WHAT IS BEING ASKED – Please transcribe the listing below in full and word for word, without its pictures.

SUPPLIED DATA –
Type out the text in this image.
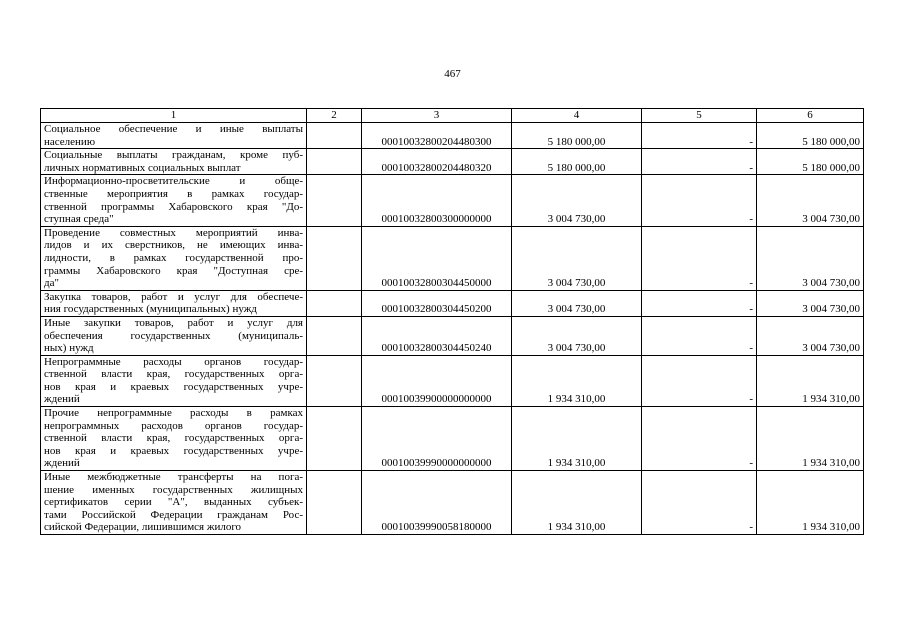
467
1	2	3	4	5	6

Социальное обеспечение и иные выплаты
населению		00010032800204480300	5 180 000,00	-	5 180 000,00

Социальные выплаты гражданам, кроме пуб-
личных нормативных социальных выплат		00010032800204480320	5 180 000,00	-	5 180 000,00

Информационно-просветительские и обще-
ственные мероприятия в рамках государ-
ственной программы Хабаровского края "До-
ступная среда"		00010032800300000000	3 004 730,00	-	3 004 730,00

Проведение совместных мероприятий инва-
лидов и их сверстников, не имеющих инва-
лидности, в рамках государственной про-
граммы Хабаровского края "Доступная сре-
да"		00010032800304450000	3 004 730,00	-	3 004 730,00

Закупка товаров, работ и услуг для обеспече-
ния государственных (муниципальных) нужд		00010032800304450200	3 004 730,00	-	3 004 730,00

Иные закупки товаров, работ и услуг для
обеспечения государственных (муниципаль-
ных) нужд		00010032800304450240	3 004 730,00	-	3 004 730,00

Непрограммные расходы органов государ-
ственной власти края, государственных орга-
нов края и краевых государственных учре-
ждений		00010039900000000000	1 934 310,00	-	1 934 310,00

Прочие непрограммные расходы в рамках
непрограммных расходов органов государ-
ственной власти края, государственных орга-
нов края и краевых государственных учре-
ждений		00010039990000000000	1 934 310,00	-	1 934 310,00

Иные межбюджетные трансферты на пога-
шение именных государственных жилищных
сертификатов серии "А", выданных субъек-
тами Российской Федерации гражданам Рос-
сийской Федерации, лишившимся жилого		00010039990058180000	1 934 310,00	-	1 934 310,00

ANSWER –
Type out the text in this image.
467
1	2	3	4	5	6

Социальное обеспечение и иные выплаты
населению		00010032800204480300	5 180 000,00	-	5 180 000,00

Социальные выплаты гражданам, кроме пуб-
личных нормативных социальных выплат		00010032800204480320	5 180 000,00	-	5 180 000,00

Информационно-просветительские и обще-
ственные мероприятия в рамках государ-
ственной программы Хабаровского края "До-
ступная среда"		00010032800300000000	3 004 730,00	-	3 004 730,00

Проведение совместных мероприятий инва-
лидов и их сверстников, не имеющих инва-
лидности, в рамках государственной про-
граммы Хабаровского края "Доступная сре-
да"		00010032800304450000	3 004 730,00	-	3 004 730,00

Закупка товаров, работ и услуг для обеспече-
ния государственных (муниципальных) нужд		00010032800304450200	3 004 730,00	-	3 004 730,00

Иные закупки товаров, работ и услуг для
обеспечения государственных (муниципаль-
ных) нужд		00010032800304450240	3 004 730,00	-	3 004 730,00

Непрограммные расходы органов государ-
ственной власти края, государственных орга-
нов края и краевых государственных учре-
ждений		00010039900000000000	1 934 310,00	-	1 934 310,00

Прочие непрограммные расходы в рамках
непрограммных расходов органов государ-
ственной власти края, государственных орга-
нов края и краевых государственных учре-
ждений		00010039990000000000	1 934 310,00	-	1 934 310,00

Иные межбюджетные трансферты на пога-
шение именных государственных жилищных
сертификатов серии "А", выданных субъек-
тами Российской Федерации гражданам Рос-
сийской Федерации, лишившимся жилого		00010039990058180000	1 934 310,00	-	1 934 310,00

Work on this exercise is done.